Exercise
State the number of lines where "Developed" appears. Add nothing else.

Supplied records
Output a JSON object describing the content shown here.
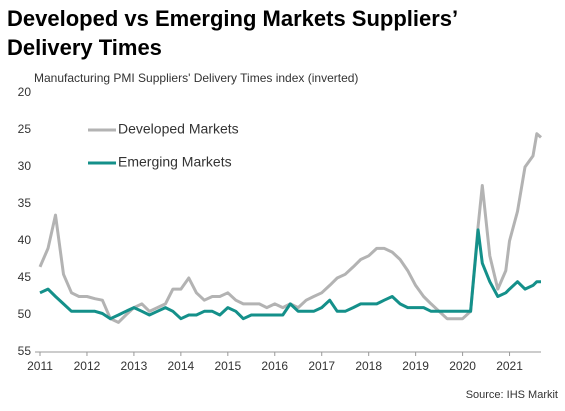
{
  "chart_data": {
    "type": "line",
    "title": "Developed vs Emerging Markets Suppliers’ Delivery Times",
    "subtitle": "Manufacturing PMI Suppliers' Delivery Times index (inverted)",
    "source": "Source: IHS Markit",
    "x": [
      2011,
      2011.17,
      2011.33,
      2011.5,
      2011.67,
      2011.83,
      2012,
      2012.17,
      2012.33,
      2012.5,
      2012.67,
      2012.83,
      2013,
      2013.17,
      2013.33,
      2013.5,
      2013.67,
      2013.83,
      2014,
      2014.17,
      2014.33,
      2014.5,
      2014.67,
      2014.83,
      2015,
      2015.17,
      2015.33,
      2015.5,
      2015.67,
      2015.83,
      2016,
      2016.17,
      2016.33,
      2016.5,
      2016.67,
      2016.83,
      2017,
      2017.17,
      2017.33,
      2017.5,
      2017.67,
      2017.83,
      2018,
      2018.17,
      2018.33,
      2018.5,
      2018.67,
      2018.83,
      2019,
      2019.17,
      2019.33,
      2019.5,
      2019.67,
      2019.83,
      2020,
      2020.17,
      2020.33,
      2020.42,
      2020.58,
      2020.75,
      2020.92,
      2021,
      2021.17,
      2021.33,
      2021.5,
      2021.58,
      2021.67
    ],
    "series": [
      {
        "name": "Developed Markets",
        "color": "#b3b3b3",
        "values": [
          43.5,
          41,
          36.5,
          44.5,
          47,
          47.5,
          47.5,
          47.8,
          48,
          50.5,
          51,
          50,
          49,
          48.5,
          49.5,
          49,
          48.5,
          46.5,
          46.5,
          45,
          47,
          48,
          47.5,
          47.5,
          47,
          48,
          48.5,
          48.5,
          48.5,
          49,
          48.5,
          49,
          48.5,
          49,
          48,
          47.5,
          47,
          46,
          45,
          44.5,
          43.5,
          42.5,
          42,
          41,
          41,
          41.5,
          42.5,
          44,
          46,
          47.5,
          48.5,
          49.5,
          50.5,
          50.5,
          50.5,
          49.5,
          38,
          32.5,
          42,
          46.5,
          44,
          40,
          36,
          30,
          28.5,
          25.5,
          26
        ]
      },
      {
        "name": "Emerging Markets",
        "color": "#14908a",
        "values": [
          47,
          46.5,
          47.5,
          48.5,
          49.5,
          49.5,
          49.5,
          49.5,
          49.8,
          50.5,
          50,
          49.5,
          49,
          49.5,
          50,
          49.5,
          49,
          49.5,
          50.5,
          50,
          50,
          49.5,
          49.5,
          50,
          49,
          49.5,
          50.5,
          50,
          50,
          50,
          50,
          50,
          48.5,
          49.5,
          49.5,
          49.5,
          49,
          48,
          49.5,
          49.5,
          49,
          48.5,
          48.5,
          48.5,
          48,
          47.5,
          48.5,
          49,
          49,
          49,
          49.5,
          49.5,
          49.5,
          49.5,
          49.5,
          49.5,
          38.5,
          43,
          45.5,
          47.5,
          47,
          46.5,
          45.5,
          46.5,
          46,
          45.5,
          45.5
        ]
      }
    ],
    "xlim": [
      2011,
      2021.67
    ],
    "xticks": [
      2011,
      2012,
      2013,
      2014,
      2015,
      2016,
      2017,
      2018,
      2019,
      2020,
      2021
    ],
    "ylim": [
      20,
      55
    ],
    "yticks": [
      20,
      25,
      30,
      35,
      40,
      45,
      50,
      55
    ],
    "y_inverted": true,
    "grid": false,
    "legend": "upper left"
  }
}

Completed task
2